**** TASK INPUT
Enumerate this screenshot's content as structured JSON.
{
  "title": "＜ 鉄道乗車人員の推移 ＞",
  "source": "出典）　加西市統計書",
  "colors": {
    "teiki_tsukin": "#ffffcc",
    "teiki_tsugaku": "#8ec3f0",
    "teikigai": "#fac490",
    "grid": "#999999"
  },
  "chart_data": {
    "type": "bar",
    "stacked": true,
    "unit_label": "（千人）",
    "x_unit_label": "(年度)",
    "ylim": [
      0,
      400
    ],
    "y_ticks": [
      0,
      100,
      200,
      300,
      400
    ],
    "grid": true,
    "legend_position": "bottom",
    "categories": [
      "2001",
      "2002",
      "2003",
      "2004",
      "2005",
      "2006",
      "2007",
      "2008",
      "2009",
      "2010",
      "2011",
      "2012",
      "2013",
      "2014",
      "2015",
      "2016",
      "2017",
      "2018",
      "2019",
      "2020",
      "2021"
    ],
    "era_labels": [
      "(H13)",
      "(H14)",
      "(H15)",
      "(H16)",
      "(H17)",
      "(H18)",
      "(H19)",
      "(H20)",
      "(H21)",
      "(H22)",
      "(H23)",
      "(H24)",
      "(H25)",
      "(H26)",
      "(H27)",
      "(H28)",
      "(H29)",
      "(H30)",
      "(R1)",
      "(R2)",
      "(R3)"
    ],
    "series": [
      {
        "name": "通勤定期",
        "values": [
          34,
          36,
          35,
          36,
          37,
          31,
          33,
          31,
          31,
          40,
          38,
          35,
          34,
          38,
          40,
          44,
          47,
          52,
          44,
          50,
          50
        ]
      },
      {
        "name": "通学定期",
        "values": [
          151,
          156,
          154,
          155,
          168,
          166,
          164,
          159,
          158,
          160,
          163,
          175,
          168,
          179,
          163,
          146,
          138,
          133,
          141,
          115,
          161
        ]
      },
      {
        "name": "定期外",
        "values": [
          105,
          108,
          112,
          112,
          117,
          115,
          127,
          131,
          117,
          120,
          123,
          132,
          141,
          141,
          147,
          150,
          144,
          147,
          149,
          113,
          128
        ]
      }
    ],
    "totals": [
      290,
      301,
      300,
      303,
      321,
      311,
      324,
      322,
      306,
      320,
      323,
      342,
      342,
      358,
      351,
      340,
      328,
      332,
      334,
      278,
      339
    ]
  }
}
********
● GIVEN REQUEST
Extract all lines as given.

● WRITTEN SOLUTION
Enumerate this screenshot's content as structured JSON.
{
  "title": "＜ 鉄道乗車人員の推移 ＞",
  "source": "出典）　加西市統計書",
  "colors": {
    "teiki_tsukin": "#ffffcc",
    "teiki_tsugaku": "#8ec3f0",
    "teikigai": "#fac490",
    "grid": "#999999"
  },
  "chart_data": {
    "type": "bar",
    "stacked": true,
    "unit_label": "（千人）",
    "x_unit_label": "(年度)",
    "ylim": [
      0,
      400
    ],
    "y_ticks": [
      0,
      100,
      200,
      300,
      400
    ],
    "grid": true,
    "legend_position": "bottom",
    "categories": [
      "2001",
      "2002",
      "2003",
      "2004",
      "2005",
      "2006",
      "2007",
      "2008",
      "2009",
      "2010",
      "2011",
      "2012",
      "2013",
      "2014",
      "2015",
      "2016",
      "2017",
      "2018",
      "2019",
      "2020",
      "2021"
    ],
    "era_labels": [
      "(H13)",
      "(H14)",
      "(H15)",
      "(H16)",
      "(H17)",
      "(H18)",
      "(H19)",
      "(H20)",
      "(H21)",
      "(H22)",
      "(H23)",
      "(H24)",
      "(H25)",
      "(H26)",
      "(H27)",
      "(H28)",
      "(H29)",
      "(H30)",
      "(R1)",
      "(R2)",
      "(R3)"
    ],
    "series": [
      {
        "name": "通勤定期",
        "values": [
          34,
          36,
          35,
          36,
          37,
          31,
          33,
          31,
          31,
          40,
          38,
          35,
          34,
          38,
          40,
          44,
          47,
          52,
          44,
          50,
          50
        ]
      },
      {
        "name": "通学定期",
        "values": [
          151,
          156,
          154,
          155,
          168,
          166,
          164,
          159,
          158,
          160,
          163,
          175,
          168,
          179,
          163,
          146,
          138,
          133,
          141,
          115,
          161
        ]
      },
      {
        "name": "定期外",
        "values": [
          105,
          108,
          112,
          112,
          117,
          115,
          127,
          131,
          117,
          120,
          123,
          132,
          141,
          141,
          147,
          150,
          144,
          147,
          149,
          113,
          128
        ]
      }
    ],
    "totals": [
      290,
      301,
      300,
      303,
      321,
      311,
      324,
      322,
      306,
      320,
      323,
      342,
      342,
      358,
      351,
      340,
      328,
      332,
      334,
      278,
      339
    ]
  }
}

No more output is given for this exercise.